▸ **Aim**:
Identify every line in the records below that contains the word "Station", and copy each of those lines.

▸ **Records for this task**:
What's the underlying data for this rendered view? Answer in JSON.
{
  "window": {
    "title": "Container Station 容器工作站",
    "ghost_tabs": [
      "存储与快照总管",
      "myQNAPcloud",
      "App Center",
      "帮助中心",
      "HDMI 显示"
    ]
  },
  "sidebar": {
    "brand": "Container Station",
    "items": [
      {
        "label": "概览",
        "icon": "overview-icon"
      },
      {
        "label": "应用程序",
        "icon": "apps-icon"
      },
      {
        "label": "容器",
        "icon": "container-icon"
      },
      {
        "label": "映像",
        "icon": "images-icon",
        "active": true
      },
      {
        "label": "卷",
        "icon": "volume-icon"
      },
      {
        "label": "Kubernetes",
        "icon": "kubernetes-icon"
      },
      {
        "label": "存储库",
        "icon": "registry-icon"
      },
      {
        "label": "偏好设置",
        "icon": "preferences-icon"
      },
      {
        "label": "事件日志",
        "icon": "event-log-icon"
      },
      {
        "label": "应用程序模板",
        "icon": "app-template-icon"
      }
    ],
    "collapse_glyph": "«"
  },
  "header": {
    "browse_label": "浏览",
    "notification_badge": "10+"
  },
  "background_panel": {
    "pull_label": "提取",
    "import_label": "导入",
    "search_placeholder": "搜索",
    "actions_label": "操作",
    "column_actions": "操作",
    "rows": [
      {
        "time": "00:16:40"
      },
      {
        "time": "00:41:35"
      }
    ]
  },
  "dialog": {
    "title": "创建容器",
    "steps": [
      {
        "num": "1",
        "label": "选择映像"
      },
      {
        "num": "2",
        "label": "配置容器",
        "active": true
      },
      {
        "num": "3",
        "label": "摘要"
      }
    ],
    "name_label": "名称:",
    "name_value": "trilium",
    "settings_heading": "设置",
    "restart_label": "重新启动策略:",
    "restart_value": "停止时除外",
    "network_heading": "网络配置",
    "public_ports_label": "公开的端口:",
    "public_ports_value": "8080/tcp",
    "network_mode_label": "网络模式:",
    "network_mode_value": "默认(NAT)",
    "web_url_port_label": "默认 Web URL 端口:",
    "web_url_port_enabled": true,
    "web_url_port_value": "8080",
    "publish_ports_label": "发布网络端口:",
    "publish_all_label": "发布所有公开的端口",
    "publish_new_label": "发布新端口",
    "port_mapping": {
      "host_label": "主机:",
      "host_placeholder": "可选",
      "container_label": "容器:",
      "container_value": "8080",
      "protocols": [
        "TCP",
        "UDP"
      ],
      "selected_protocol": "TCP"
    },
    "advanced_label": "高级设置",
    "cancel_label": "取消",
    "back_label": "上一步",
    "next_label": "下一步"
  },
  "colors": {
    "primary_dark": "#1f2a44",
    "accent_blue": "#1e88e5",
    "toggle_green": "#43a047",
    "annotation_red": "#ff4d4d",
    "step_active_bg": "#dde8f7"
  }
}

--

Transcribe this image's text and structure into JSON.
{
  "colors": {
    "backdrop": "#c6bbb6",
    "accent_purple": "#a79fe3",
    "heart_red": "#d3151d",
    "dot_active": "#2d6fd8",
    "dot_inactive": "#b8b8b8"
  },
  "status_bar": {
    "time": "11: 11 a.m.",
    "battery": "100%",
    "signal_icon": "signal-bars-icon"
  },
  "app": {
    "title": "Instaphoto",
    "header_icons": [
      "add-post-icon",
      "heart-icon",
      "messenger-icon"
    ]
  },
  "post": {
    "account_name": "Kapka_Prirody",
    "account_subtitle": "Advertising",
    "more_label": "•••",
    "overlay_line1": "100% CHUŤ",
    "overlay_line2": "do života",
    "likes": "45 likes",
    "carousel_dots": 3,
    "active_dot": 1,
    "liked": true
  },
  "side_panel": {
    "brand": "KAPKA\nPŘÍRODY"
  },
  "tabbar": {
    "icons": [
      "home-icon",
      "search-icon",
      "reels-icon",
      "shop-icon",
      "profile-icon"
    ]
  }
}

▸ **Expected answer**:
    "title": "Container Station 容器工作站",
    "brand": "Container Station",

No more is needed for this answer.